Stated problem:
Reproduce the listing below verbatim, from its first line through the line containing "choice-text: Three — [810, 645, 847, 663]", including both.

## start The records

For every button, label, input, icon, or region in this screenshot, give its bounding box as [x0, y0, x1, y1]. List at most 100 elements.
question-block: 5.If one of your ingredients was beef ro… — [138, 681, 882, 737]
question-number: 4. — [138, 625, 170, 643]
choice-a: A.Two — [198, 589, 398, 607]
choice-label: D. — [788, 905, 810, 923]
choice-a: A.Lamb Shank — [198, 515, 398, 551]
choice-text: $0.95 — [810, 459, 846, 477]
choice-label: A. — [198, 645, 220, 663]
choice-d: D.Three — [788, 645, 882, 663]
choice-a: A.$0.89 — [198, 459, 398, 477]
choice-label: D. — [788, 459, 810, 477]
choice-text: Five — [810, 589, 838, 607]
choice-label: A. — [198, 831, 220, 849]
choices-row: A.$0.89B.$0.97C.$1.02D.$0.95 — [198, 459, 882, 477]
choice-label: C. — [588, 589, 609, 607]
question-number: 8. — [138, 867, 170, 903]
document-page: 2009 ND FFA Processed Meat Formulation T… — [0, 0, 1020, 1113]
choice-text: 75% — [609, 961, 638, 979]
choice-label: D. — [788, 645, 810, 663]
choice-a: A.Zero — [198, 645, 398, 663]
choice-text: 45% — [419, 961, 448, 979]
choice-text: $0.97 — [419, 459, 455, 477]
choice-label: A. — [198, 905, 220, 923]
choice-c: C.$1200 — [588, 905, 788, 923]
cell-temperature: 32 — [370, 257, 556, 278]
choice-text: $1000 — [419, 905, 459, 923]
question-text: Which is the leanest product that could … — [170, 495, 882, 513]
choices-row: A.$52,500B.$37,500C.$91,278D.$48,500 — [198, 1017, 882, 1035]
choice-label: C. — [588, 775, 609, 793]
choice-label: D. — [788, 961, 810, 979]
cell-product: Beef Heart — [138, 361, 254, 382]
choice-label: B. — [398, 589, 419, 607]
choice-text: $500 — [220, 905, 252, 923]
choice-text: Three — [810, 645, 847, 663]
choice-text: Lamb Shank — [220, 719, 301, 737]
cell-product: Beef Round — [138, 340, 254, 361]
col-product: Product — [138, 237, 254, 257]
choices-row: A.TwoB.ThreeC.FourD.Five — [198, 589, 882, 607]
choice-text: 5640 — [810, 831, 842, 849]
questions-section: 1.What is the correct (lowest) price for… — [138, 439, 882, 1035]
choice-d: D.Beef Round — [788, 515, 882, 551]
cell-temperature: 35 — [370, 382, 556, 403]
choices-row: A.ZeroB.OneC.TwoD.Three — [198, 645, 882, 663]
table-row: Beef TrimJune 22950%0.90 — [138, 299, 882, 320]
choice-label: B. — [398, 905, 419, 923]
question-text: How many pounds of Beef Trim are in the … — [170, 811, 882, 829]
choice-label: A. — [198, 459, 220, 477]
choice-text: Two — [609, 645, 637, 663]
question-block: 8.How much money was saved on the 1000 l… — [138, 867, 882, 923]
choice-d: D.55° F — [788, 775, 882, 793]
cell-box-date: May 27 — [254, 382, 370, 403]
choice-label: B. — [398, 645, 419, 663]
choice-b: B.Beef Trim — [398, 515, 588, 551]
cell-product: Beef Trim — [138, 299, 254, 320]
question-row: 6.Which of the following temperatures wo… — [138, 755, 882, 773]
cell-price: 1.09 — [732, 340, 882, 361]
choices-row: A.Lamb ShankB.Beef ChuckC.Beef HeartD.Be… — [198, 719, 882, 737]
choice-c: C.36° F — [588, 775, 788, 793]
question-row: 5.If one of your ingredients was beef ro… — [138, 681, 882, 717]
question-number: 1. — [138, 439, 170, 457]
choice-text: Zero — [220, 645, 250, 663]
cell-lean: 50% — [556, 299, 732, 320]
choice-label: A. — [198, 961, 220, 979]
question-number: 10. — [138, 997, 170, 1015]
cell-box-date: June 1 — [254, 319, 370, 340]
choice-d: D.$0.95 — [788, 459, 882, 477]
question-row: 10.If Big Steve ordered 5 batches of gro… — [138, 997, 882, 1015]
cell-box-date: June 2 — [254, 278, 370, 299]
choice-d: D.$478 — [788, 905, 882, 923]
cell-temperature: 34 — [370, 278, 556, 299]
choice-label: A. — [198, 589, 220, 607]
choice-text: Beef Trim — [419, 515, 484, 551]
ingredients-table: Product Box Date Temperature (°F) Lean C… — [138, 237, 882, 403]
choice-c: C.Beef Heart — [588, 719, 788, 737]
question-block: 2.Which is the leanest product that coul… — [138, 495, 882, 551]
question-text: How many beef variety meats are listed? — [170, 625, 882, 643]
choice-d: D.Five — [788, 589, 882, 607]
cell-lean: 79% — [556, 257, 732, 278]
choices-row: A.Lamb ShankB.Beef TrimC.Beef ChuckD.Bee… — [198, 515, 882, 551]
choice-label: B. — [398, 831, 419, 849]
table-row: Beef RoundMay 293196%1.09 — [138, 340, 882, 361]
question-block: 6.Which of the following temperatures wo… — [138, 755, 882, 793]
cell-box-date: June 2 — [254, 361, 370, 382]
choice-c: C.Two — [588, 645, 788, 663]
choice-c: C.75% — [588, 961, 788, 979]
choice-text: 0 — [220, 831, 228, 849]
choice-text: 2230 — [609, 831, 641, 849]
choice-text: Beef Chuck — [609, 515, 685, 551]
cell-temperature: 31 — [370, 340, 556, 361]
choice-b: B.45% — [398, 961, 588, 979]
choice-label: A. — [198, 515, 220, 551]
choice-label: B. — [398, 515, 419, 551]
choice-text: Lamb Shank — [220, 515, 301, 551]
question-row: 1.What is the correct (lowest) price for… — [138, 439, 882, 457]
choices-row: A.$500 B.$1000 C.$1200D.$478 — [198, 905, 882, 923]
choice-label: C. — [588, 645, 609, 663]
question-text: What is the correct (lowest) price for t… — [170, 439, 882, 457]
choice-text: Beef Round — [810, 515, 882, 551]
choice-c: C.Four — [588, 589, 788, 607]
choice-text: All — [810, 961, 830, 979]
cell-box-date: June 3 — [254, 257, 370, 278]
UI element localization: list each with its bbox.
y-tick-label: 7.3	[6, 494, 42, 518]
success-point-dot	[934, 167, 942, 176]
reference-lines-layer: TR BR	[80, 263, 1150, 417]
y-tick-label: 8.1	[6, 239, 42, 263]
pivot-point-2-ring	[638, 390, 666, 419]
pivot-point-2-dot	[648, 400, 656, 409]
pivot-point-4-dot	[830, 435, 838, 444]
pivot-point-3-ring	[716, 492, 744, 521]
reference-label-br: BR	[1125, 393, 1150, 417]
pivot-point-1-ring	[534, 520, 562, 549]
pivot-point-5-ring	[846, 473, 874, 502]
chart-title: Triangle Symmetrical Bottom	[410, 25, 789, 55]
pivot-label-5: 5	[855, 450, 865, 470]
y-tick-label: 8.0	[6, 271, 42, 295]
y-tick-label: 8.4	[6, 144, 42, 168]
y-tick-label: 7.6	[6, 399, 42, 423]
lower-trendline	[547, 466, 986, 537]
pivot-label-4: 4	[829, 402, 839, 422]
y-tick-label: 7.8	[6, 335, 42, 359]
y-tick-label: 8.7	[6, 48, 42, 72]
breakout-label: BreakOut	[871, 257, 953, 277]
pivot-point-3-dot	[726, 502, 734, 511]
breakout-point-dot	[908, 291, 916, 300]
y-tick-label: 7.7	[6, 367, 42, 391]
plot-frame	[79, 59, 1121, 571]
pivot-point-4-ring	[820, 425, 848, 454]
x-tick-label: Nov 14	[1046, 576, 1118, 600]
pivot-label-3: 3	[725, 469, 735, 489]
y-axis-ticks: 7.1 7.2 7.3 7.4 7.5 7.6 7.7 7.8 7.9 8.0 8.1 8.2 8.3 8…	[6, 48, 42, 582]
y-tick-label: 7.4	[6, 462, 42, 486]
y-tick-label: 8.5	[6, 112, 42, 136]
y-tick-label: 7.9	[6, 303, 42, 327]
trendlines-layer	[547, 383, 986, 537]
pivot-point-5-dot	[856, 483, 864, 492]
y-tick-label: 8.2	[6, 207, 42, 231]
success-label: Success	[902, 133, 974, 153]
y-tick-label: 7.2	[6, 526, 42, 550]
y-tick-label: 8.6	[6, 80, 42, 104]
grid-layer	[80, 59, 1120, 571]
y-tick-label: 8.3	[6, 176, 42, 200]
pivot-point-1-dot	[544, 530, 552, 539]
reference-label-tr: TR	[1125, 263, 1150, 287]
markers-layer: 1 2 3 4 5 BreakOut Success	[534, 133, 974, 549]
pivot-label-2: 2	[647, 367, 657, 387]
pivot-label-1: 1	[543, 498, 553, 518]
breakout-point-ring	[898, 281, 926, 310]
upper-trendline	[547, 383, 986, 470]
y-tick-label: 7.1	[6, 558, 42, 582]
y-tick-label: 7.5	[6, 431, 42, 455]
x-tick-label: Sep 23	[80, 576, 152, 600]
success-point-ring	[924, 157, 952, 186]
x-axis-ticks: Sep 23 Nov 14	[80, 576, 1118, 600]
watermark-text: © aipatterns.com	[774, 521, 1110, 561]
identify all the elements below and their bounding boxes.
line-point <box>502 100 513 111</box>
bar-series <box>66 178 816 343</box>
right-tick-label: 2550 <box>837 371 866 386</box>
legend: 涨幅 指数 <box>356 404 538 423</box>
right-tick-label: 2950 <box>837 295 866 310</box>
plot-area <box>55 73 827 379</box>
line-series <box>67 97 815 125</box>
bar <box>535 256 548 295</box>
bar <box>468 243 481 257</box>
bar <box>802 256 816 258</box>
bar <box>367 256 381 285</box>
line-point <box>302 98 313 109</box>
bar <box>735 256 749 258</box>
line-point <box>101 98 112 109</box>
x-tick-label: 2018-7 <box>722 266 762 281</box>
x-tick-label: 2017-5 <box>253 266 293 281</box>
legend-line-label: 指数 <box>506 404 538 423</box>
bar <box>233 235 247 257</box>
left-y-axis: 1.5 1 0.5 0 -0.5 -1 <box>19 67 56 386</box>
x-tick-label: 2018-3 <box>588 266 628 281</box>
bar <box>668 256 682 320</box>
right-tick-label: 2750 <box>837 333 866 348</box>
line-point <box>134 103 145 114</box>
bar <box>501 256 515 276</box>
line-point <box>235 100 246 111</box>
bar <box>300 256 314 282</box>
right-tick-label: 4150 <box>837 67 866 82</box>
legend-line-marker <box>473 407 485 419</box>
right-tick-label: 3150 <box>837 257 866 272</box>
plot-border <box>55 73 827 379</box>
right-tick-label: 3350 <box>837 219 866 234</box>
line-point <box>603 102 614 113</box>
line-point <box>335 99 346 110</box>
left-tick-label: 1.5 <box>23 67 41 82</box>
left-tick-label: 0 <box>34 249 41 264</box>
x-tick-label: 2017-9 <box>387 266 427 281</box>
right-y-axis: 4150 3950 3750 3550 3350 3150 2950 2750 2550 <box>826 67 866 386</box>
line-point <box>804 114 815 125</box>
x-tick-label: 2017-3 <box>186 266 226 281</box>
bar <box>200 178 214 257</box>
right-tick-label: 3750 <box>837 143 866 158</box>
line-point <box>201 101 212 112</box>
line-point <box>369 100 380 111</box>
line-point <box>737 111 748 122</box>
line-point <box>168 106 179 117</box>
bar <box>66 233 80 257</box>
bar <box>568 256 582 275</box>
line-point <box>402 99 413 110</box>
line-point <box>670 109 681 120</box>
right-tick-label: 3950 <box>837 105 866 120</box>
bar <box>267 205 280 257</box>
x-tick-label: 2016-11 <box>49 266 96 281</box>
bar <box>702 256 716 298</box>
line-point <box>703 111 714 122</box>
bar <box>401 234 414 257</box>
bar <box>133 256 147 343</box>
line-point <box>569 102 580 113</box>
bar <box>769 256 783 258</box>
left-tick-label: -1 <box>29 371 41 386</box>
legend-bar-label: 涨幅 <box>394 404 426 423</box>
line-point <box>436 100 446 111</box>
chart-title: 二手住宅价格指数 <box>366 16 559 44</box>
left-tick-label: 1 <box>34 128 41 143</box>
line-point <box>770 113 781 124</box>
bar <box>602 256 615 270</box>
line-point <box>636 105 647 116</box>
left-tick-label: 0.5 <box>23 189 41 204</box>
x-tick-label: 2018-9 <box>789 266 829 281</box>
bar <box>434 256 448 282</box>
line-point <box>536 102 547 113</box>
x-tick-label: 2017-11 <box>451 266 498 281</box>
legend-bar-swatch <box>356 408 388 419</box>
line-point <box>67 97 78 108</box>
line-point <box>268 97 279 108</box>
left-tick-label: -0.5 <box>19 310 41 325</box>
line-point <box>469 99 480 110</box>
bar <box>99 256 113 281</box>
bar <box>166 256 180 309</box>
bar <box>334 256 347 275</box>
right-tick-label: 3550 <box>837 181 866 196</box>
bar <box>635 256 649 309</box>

## end The records

Response:
For every button, label, input, icon, or region in this screenshot, give its bounding box as [x0, y0, x1, y1]. List at most 100 elements.
question-block: 5.If one of your ingredients was beef ro… — [138, 681, 882, 737]
question-number: 4. — [138, 625, 170, 643]
choice-a: A.Two — [198, 589, 398, 607]
choice-label: D. — [788, 905, 810, 923]
choice-a: A.Lamb Shank — [198, 515, 398, 551]
choice-text: $0.95 — [810, 459, 846, 477]
choice-label: A. — [198, 645, 220, 663]
choice-d: D.Three — [788, 645, 882, 663]
choice-a: A.$0.89 — [198, 459, 398, 477]
choice-label: D. — [788, 459, 810, 477]
choice-text: Five — [810, 589, 838, 607]
choice-label: A. — [198, 831, 220, 849]
choices-row: A.$0.89B.$0.97C.$1.02D.$0.95 — [198, 459, 882, 477]
choice-label: C. — [588, 589, 609, 607]
question-number: 8. — [138, 867, 170, 903]
document-page: 2009 ND FFA Processed Meat Formulation T… — [0, 0, 1020, 1113]
choice-text: 75% — [609, 961, 638, 979]
choice-label: D. — [788, 645, 810, 663]
choice-a: A.Zero — [198, 645, 398, 663]
choice-text: 45% — [419, 961, 448, 979]
choice-text: $0.97 — [419, 459, 455, 477]
choice-label: A. — [198, 905, 220, 923]
choice-c: C.$1200 — [588, 905, 788, 923]
cell-temperature: 32 — [370, 257, 556, 278]
choice-text: $1000 — [419, 905, 459, 923]
question-text: Which is the leanest product that could … — [170, 495, 882, 513]
choices-row: A.$52,500B.$37,500C.$91,278D.$48,500 — [198, 1017, 882, 1035]
choice-label: C. — [588, 775, 609, 793]
choice-label: D. — [788, 961, 810, 979]
cell-product: Beef Heart — [138, 361, 254, 382]
choice-label: B. — [398, 589, 419, 607]
choice-text: $500 — [220, 905, 252, 923]
choice-text: Three — [810, 645, 847, 663]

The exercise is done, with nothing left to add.